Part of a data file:
○ ○ ○
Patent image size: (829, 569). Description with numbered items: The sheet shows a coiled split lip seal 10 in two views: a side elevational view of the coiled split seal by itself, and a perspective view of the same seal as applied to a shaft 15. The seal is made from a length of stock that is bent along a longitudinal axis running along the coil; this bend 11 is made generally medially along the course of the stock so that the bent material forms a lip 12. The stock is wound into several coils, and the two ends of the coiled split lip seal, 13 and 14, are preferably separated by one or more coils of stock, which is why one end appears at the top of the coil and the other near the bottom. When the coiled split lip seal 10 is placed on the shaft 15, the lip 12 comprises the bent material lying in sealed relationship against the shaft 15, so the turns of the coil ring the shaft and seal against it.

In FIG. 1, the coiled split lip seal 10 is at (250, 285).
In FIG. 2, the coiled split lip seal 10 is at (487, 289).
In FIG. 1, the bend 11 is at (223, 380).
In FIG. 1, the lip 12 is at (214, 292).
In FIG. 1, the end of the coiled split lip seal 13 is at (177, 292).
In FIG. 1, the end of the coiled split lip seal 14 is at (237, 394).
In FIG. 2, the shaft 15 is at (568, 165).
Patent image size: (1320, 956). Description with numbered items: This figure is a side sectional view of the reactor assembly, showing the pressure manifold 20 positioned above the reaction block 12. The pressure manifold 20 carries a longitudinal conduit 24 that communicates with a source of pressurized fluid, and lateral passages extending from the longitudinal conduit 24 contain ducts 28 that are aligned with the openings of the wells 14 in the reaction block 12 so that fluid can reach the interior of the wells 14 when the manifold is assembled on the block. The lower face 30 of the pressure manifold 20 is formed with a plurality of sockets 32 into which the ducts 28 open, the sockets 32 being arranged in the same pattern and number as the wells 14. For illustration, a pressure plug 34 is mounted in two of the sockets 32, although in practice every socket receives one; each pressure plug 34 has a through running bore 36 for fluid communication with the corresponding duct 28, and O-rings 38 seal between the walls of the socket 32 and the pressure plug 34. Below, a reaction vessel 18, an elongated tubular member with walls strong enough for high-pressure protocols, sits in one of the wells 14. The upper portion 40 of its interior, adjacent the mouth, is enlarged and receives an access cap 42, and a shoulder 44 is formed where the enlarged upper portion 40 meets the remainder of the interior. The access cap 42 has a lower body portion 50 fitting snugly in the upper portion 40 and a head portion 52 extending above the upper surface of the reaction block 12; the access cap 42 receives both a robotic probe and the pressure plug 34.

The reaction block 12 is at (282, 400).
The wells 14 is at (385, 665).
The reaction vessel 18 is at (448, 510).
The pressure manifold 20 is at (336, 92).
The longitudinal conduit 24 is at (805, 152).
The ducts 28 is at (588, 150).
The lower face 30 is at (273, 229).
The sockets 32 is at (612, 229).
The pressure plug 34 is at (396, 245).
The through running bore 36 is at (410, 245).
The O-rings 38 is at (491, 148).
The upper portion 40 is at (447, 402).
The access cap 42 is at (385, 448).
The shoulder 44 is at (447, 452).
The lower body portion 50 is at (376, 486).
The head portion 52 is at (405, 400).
○ ○ ○
Aim of the task: Could you put the lines of the listing, from its first line through the line that contains "at (177, 292).", into a Markdown table with the columns Row and Line, giving each row a number and leaving out blank lines?

Solution:
| Row | Line |
|---|---|
| 1 | Patent image size: (829, 569). Description with numbered items: The sheet shows a coiled split lip seal 10 in two views: a side elevational view of the coiled split seal by itself, and a perspective view of the same seal as applied to a shaft 15. The seal is made from a length of stock that is bent along a longitudinal axis running along the coil; this bend 11 is made generally medially along the course of the stock so that the bent material forms a lip 12. The stock is wound into several coils, and the two ends of the coiled split lip seal, 13 and 14, are preferably separated by one or more coils of stock, which is why one end appears at the top of the coil and the other near the bottom. When the coiled split lip seal 10 is placed on the shaft 15, the lip 12 comprises the bent material lying in sealed relationship against the shaft 15, so the turns of the coil ring the shaft and seal against it. |
| 2 | In FIG. 1, the coiled split lip seal 10 is at (250, 285). |
| 3 | In FIG. 2, the coiled split lip seal 10 is at (487, 289). |
| 4 | In FIG. 1, the bend 11 is at (223, 380). |
| 5 | In FIG. 1, the lip 12 is at (214, 292). |
| 6 | In FIG. 1, the end of the coiled split lip seal 13 is at (177, 292). |